Meu lado mulher incomoda-se de receber homenagens em um único dia do ano – 8 de março -, enquanto meu lado homem se farta com 364 dias. Talvez se faça necessária esta efeméride, dor recente de cicatriz antiga. Porque vive-se em uma sociedade machista: matrimônio – o cuidado do lar; patrimônio – o domínio dos bens.
O marido possui casa, carro, mulher, que incorpora ao nome o da família dele. A casa, ele exige que se limpe todo dia. O carro, envia à oficina ao menor defeito. Mas à mulher, ser polivalente, cabe o dever de cuidar da casa, dos filhos, das compras e do bom-humor do marido, que nem sempre se lembra de cuidar dela.
Meu lado mulher nunca viu o marido gritar com o carro, ameaçá-lo ou agredi-lo. Nem sempre, entretanto, ela é tratada com o mesmo respeito. Ele esquece que marido e mulher não são parentes, são amantes. Ou deveriam ser.
# # # # #
- INSTRUÇÕES DA TAREFA -
Segundo o trecho selecionado, que dever cabe à mulher, descrita como "ser polivalente"?
# # # # #
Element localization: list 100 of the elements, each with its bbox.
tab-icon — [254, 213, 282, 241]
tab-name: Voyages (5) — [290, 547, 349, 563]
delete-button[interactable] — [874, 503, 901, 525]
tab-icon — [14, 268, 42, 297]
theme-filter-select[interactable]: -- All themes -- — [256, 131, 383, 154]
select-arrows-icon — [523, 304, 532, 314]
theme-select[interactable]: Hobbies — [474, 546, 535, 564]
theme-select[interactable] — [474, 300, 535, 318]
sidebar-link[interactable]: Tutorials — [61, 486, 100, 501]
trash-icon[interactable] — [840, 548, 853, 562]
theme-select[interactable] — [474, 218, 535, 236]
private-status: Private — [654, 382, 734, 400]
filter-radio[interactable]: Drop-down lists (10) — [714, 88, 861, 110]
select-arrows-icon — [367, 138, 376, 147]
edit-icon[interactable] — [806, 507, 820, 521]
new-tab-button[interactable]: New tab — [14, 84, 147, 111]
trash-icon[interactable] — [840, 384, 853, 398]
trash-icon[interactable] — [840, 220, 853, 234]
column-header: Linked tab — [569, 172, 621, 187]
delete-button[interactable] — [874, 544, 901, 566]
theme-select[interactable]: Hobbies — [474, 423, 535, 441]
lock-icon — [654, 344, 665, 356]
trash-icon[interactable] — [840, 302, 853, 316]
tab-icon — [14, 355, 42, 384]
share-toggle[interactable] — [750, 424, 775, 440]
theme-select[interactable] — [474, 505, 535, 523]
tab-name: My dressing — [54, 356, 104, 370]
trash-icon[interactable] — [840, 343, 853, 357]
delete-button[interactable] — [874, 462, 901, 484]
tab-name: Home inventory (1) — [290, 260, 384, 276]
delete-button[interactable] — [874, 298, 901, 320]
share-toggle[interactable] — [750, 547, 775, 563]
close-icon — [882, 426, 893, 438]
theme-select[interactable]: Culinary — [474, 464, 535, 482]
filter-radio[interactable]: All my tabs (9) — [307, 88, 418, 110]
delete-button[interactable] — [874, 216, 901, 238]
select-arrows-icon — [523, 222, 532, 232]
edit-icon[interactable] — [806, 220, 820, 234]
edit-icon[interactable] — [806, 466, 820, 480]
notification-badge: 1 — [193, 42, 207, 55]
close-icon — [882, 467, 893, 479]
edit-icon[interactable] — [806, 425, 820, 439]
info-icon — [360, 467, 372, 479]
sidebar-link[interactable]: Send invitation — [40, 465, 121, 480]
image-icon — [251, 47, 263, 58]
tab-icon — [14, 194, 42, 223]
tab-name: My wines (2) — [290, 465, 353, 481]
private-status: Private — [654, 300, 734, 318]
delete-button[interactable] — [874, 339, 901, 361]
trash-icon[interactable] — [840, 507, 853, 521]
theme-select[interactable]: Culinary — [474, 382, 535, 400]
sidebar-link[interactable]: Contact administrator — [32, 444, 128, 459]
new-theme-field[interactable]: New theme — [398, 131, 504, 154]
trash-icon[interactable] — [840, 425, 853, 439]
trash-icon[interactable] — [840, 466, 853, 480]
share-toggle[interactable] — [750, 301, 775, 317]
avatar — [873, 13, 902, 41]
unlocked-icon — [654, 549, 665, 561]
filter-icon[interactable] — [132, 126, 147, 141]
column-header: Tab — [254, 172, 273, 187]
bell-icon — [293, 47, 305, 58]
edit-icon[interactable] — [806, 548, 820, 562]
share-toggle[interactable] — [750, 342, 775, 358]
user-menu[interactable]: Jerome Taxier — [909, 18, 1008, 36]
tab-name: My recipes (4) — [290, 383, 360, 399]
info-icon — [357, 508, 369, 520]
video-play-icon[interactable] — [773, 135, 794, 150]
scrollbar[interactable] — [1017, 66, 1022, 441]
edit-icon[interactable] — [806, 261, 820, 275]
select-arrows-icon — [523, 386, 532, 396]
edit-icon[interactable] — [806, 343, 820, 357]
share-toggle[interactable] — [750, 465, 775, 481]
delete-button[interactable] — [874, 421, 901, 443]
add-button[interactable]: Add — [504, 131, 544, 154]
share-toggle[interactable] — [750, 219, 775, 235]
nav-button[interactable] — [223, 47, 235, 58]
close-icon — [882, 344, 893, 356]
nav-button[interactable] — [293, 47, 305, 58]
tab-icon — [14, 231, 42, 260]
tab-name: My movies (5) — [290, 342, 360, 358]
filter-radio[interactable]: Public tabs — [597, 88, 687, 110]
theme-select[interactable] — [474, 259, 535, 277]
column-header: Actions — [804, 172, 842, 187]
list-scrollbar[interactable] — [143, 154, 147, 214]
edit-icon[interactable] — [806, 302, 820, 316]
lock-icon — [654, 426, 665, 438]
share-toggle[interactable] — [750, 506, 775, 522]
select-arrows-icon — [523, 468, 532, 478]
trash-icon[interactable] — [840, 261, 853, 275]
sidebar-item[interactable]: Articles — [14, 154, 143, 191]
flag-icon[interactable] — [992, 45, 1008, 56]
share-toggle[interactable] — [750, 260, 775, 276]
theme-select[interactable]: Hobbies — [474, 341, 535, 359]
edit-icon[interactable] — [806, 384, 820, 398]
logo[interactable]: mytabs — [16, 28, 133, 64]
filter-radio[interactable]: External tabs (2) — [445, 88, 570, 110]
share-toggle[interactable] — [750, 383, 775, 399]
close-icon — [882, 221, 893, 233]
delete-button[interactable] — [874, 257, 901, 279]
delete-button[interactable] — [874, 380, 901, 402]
# # # # #
- SOLUÇÃO -
Cabe-lhe o dever de cuidar da casa, dos filhos, das compras e do bom-humor do marido.